• **Aim**: Will you give every entry again exactly as it stands?

• **Dataset records**:
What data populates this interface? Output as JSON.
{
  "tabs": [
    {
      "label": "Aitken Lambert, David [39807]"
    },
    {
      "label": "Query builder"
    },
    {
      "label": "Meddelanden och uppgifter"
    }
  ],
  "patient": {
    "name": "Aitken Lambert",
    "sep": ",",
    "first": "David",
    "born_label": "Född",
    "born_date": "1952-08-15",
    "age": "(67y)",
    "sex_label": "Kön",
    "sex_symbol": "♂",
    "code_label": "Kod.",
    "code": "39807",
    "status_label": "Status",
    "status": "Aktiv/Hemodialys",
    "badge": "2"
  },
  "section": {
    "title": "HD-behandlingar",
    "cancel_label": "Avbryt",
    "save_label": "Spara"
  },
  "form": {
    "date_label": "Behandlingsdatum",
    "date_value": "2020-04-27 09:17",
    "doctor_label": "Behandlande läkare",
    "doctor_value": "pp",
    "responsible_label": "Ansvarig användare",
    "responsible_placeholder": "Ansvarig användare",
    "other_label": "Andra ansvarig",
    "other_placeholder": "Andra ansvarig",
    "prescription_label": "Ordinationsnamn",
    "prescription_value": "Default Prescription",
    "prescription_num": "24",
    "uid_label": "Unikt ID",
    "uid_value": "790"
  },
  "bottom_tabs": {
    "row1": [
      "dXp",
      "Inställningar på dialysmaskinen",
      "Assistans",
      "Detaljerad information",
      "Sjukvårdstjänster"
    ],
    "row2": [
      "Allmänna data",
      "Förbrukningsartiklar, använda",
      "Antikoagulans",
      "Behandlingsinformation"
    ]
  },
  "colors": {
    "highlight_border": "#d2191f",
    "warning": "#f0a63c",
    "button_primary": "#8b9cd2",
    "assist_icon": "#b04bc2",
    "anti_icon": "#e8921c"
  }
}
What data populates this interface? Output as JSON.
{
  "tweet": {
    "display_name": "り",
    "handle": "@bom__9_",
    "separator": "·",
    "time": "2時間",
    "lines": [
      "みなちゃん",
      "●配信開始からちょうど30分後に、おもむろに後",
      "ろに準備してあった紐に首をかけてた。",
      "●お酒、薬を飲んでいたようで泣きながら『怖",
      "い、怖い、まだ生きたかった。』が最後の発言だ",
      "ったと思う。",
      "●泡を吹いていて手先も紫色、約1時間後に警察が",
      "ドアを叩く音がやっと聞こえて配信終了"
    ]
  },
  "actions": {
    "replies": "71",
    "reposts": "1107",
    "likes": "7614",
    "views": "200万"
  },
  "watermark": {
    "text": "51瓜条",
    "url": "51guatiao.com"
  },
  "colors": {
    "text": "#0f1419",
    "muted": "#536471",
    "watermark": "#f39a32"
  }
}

• **Solved exercise**:
What data populates this interface? Output as JSON.
{
  "tabs": [
    {
      "label": "Aitken Lambert, David [39807]"
    },
    {
      "label": "Query builder"
    },
    {
      "label": "Meddelanden och uppgifter"
    }
  ],
  "patient": {
    "name": "Aitken Lambert",
    "sep": ",",
    "first": "David",
    "born_label": "Född",
    "born_date": "1952-08-15",
    "age": "(67y)",
    "sex_label": "Kön",
    "sex_symbol": "♂",
    "code_label": "Kod.",
    "code": "39807",
    "status_label": "Status",
    "status": "Aktiv/Hemodialys",
    "badge": "2"
  },
  "section": {
    "title": "HD-behandlingar",
    "cancel_label": "Avbryt",
    "save_label": "Spara"
  },
  "form": {
    "date_label": "Behandlingsdatum",
    "date_value": "2020-04-27 09:17",
    "doctor_label": "Behandlande läkare",
    "doctor_value": "pp",
    "responsible_label": "Ansvarig användare",
    "responsible_placeholder": "Ansvarig användare",
    "other_label": "Andra ansvarig",
    "other_placeholder": "Andra ansvarig",
    "prescription_label": "Ordinationsnamn",
    "prescription_value": "Default Prescription",
    "prescription_num": "24",
    "uid_label": "Unikt ID",
    "uid_value": "790"
  },
  "bottom_tabs": {
    "row1": [
      "dXp",
      "Inställningar på dialysmaskinen",
      "Assistans",
      "Detaljerad information",
      "Sjukvårdstjänster"
    ],
    "row2": [
      "Allmänna data",
      "Förbrukningsartiklar, använda",
      "Antikoagulans",
      "Behandlingsinformation"
    ]
  },
  "colors": {
    "highlight_border": "#d2191f",
    "warning": "#f0a63c",
    "button_primary": "#8b9cd2",
    "assist_icon": "#b04bc2",
    "anti_icon": "#e8921c"
  }
}
What data populates this interface? Output as JSON.
{
  "tweet": {
    "display_name": "り",
    "handle": "@bom__9_",
    "separator": "·",
    "time": "2時間",
    "lines": [
      "みなちゃん",
      "●配信開始からちょうど30分後に、おもむろに後",
      "ろに準備してあった紐に首をかけてた。",
      "●お酒、薬を飲んでいたようで泣きながら『怖",
      "い、怖い、まだ生きたかった。』が最後の発言だ",
      "ったと思う。",
      "●泡を吹いていて手先も紫色、約1時間後に警察が",
      "ドアを叩く音がやっと聞こえて配信終了"
    ]
  },
  "actions": {
    "replies": "71",
    "reposts": "1107",
    "likes": "7614",
    "views": "200万"
  },
  "watermark": {
    "text": "51瓜条",
    "url": "51guatiao.com"
  },
  "colors": {
    "text": "#0f1419",
    "muted": "#536471",
    "watermark": "#f39a32"
  }
}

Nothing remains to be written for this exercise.